• _Your instructions_
Which lines hold the word "нему"? Show each of them.
## Start Records provided
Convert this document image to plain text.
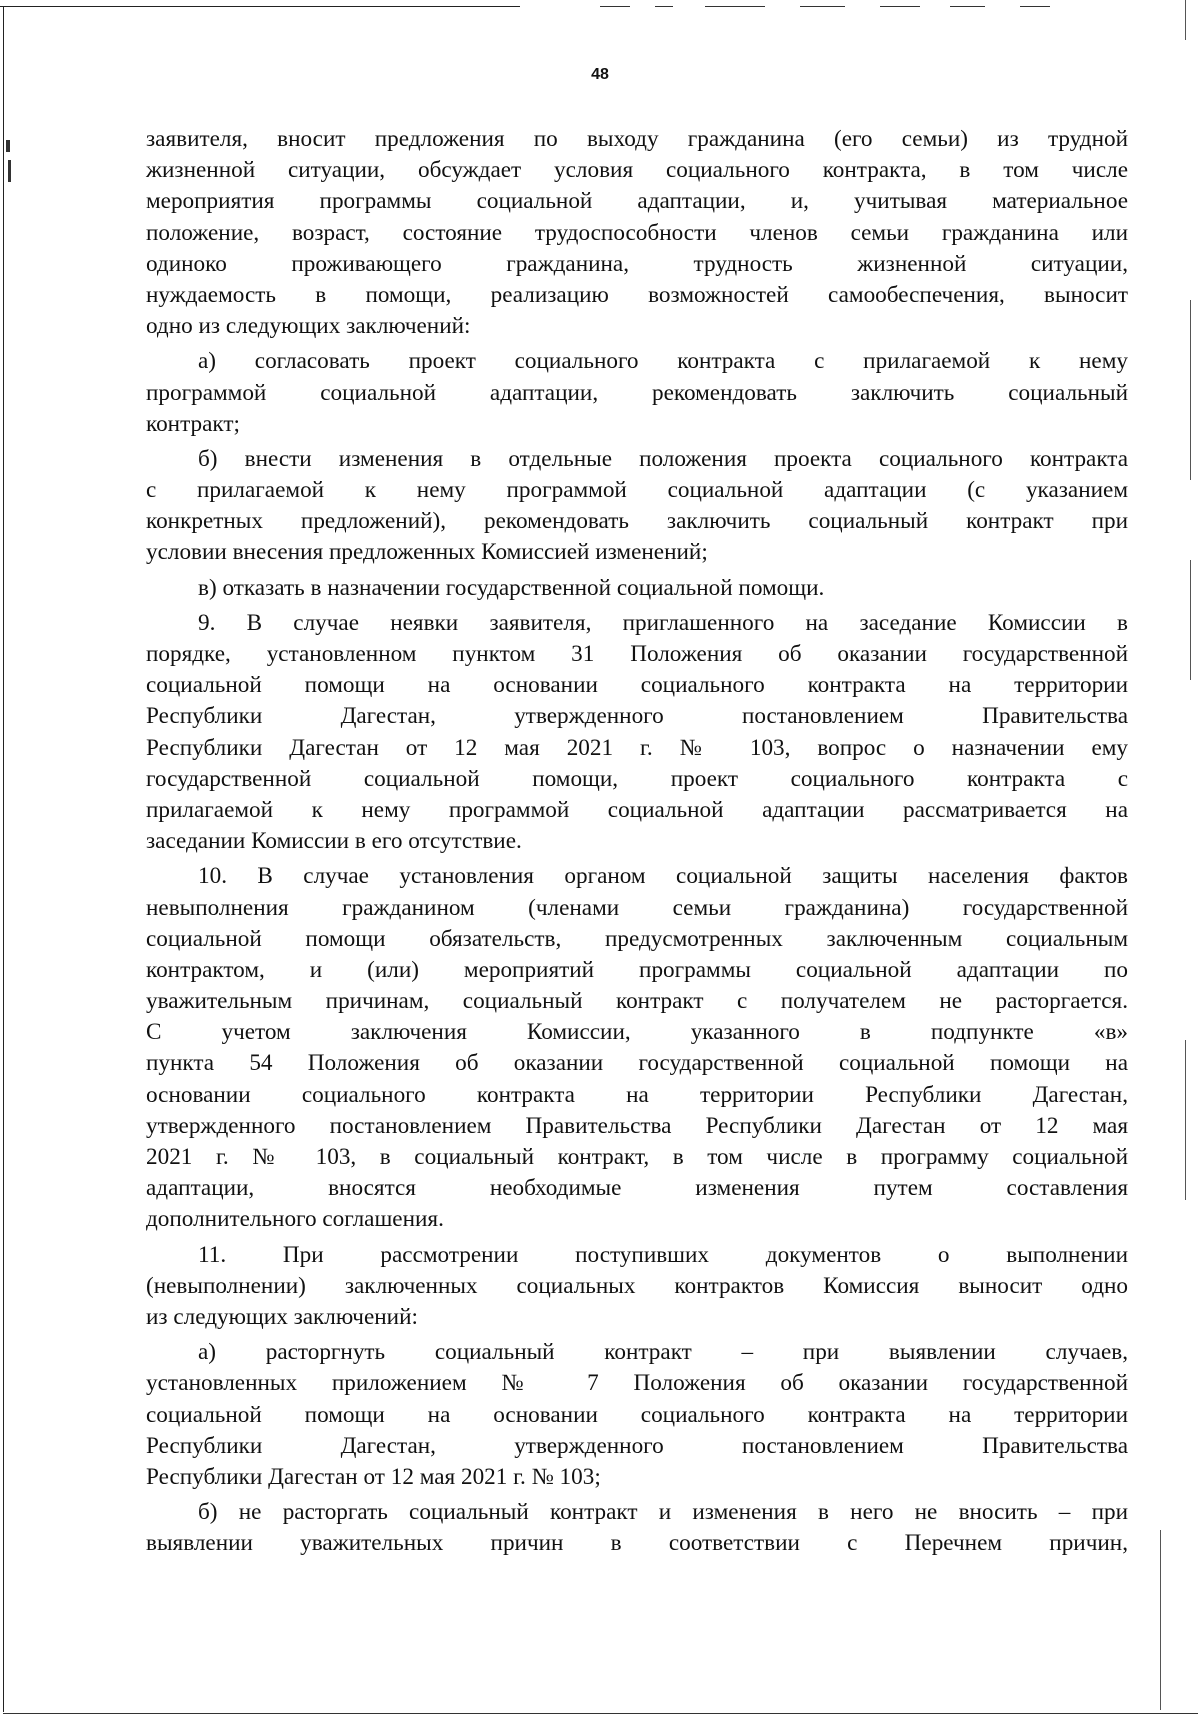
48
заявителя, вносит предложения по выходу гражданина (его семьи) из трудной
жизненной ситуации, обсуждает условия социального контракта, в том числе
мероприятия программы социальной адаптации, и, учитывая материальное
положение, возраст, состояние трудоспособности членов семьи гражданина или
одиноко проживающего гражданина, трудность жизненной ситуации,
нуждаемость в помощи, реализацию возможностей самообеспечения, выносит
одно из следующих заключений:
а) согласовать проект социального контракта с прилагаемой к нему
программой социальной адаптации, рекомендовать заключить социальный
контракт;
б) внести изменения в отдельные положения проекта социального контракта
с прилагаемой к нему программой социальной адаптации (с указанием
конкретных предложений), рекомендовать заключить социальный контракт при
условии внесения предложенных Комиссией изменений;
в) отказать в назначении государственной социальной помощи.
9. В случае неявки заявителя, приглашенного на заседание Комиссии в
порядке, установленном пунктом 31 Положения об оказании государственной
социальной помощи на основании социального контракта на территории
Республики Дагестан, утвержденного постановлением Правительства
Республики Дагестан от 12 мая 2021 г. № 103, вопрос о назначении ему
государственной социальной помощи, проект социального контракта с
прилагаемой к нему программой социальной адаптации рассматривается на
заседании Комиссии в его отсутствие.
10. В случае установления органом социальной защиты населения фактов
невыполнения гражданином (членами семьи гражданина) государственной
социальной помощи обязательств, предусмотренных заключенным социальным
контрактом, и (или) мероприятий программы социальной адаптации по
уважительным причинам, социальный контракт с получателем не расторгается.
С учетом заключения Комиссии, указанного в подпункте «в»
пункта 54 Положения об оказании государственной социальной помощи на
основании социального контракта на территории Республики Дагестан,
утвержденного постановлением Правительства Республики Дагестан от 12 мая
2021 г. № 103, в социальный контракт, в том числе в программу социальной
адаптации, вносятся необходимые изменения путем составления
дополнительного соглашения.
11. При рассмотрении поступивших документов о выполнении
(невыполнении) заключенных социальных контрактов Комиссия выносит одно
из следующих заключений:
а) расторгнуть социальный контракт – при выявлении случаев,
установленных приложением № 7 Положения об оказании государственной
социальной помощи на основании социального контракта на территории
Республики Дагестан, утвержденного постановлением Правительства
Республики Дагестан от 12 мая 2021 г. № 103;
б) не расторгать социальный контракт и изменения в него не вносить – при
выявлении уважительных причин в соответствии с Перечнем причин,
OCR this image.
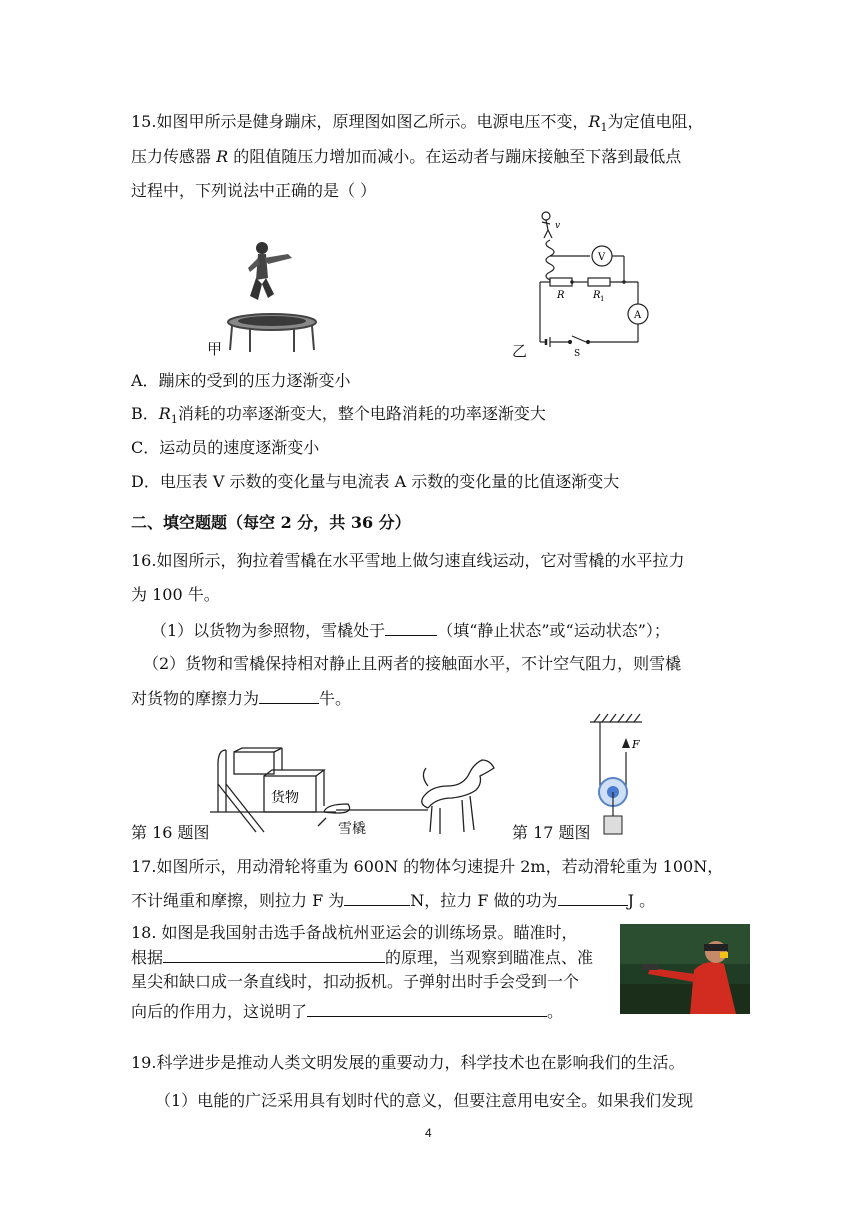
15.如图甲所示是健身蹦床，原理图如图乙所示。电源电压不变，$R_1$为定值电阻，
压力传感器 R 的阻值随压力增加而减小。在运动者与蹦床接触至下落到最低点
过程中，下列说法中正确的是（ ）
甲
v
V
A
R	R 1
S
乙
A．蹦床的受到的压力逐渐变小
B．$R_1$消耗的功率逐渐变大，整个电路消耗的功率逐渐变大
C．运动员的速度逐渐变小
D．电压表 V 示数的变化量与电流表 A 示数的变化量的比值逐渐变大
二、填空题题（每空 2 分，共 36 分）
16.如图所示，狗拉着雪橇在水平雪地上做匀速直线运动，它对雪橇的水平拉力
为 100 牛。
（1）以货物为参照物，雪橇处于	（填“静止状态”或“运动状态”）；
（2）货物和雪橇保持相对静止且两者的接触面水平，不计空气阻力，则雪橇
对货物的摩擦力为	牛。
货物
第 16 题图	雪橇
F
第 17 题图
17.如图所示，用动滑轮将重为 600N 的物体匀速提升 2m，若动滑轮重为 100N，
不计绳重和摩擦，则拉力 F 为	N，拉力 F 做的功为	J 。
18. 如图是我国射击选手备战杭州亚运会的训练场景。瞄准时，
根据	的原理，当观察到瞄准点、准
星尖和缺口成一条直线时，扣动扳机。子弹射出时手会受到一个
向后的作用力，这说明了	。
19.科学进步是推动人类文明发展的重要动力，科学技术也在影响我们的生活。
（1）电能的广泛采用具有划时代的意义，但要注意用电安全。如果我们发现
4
## End Records provided
## Start Records provided
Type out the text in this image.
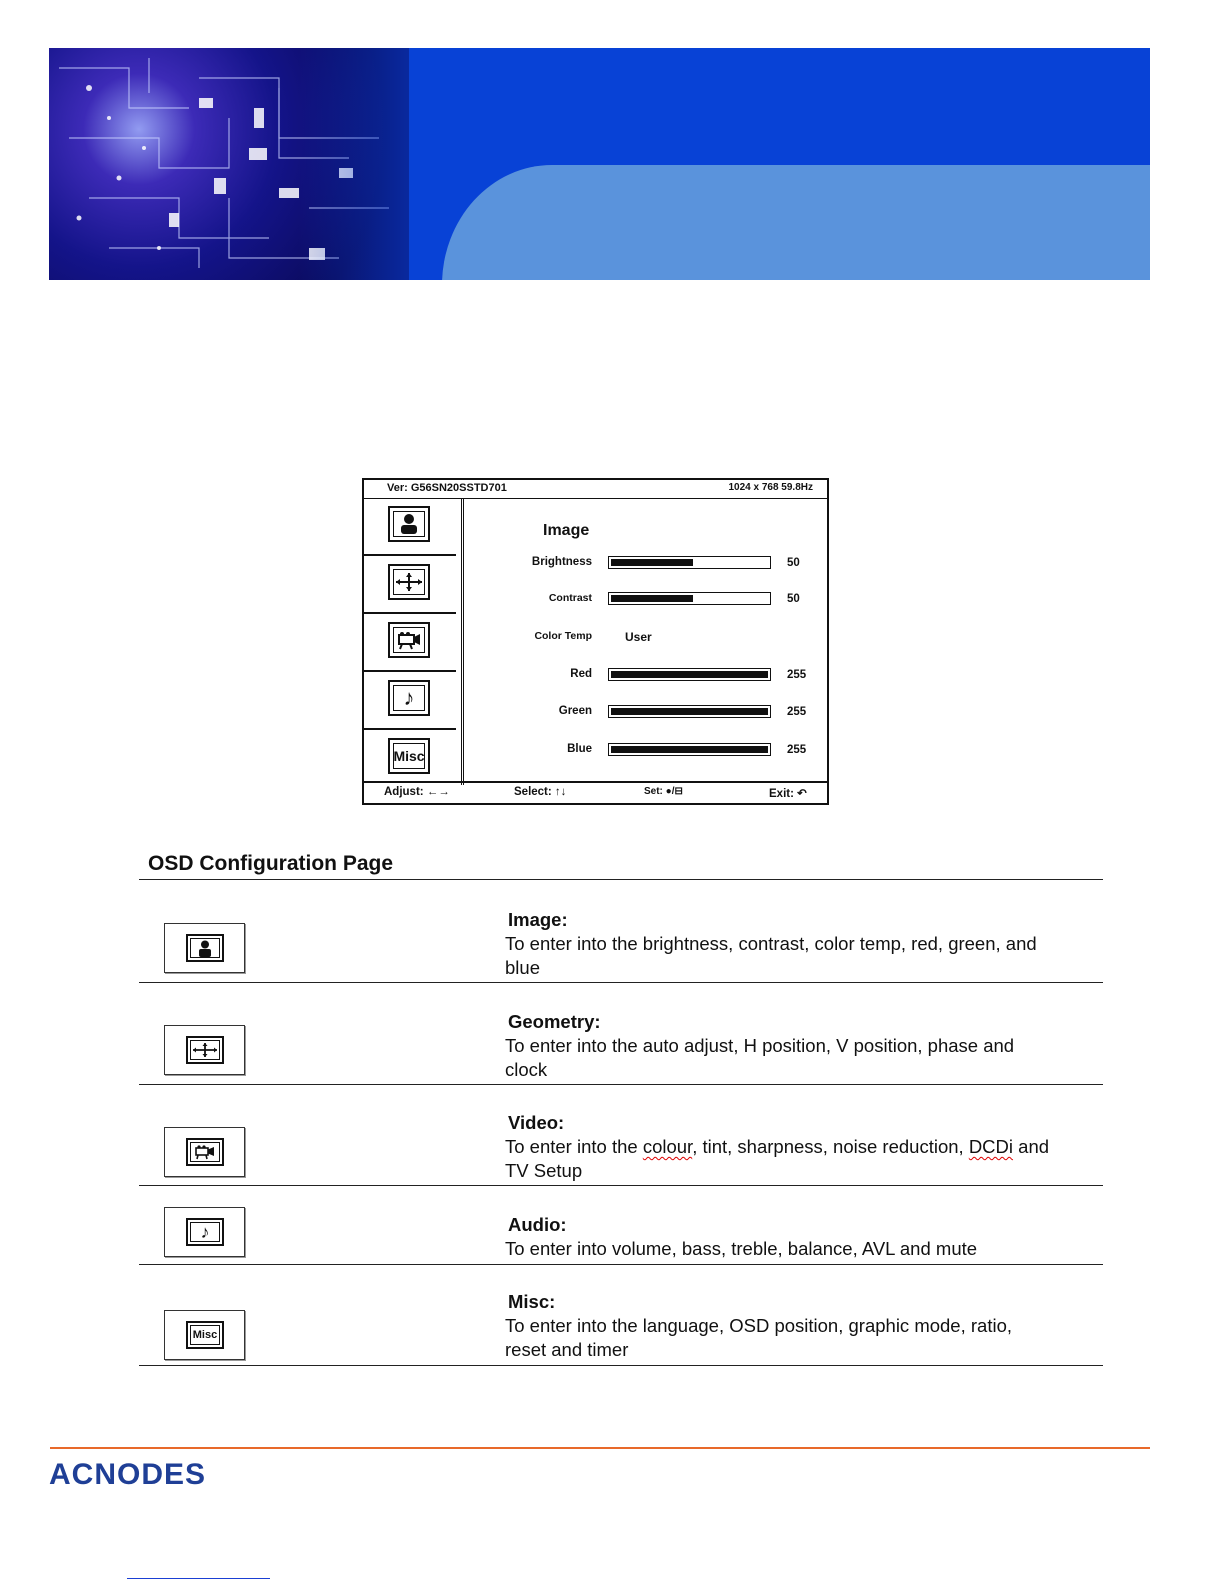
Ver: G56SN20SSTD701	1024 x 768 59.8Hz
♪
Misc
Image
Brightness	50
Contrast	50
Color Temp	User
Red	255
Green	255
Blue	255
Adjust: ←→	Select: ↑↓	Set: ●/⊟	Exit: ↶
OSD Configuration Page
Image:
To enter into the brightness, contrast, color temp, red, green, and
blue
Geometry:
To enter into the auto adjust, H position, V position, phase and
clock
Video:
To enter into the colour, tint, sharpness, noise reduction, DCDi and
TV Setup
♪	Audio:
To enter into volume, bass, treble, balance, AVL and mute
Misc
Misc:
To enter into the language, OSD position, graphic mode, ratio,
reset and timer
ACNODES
## End Records provided
• _Right answer_
а) согласовать проект социального контракта с прилагаемой к нему
с прилагаемой к нему программой социальной адаптации (с указанием
прилагаемой к нему программой социальной адаптации рассматривается на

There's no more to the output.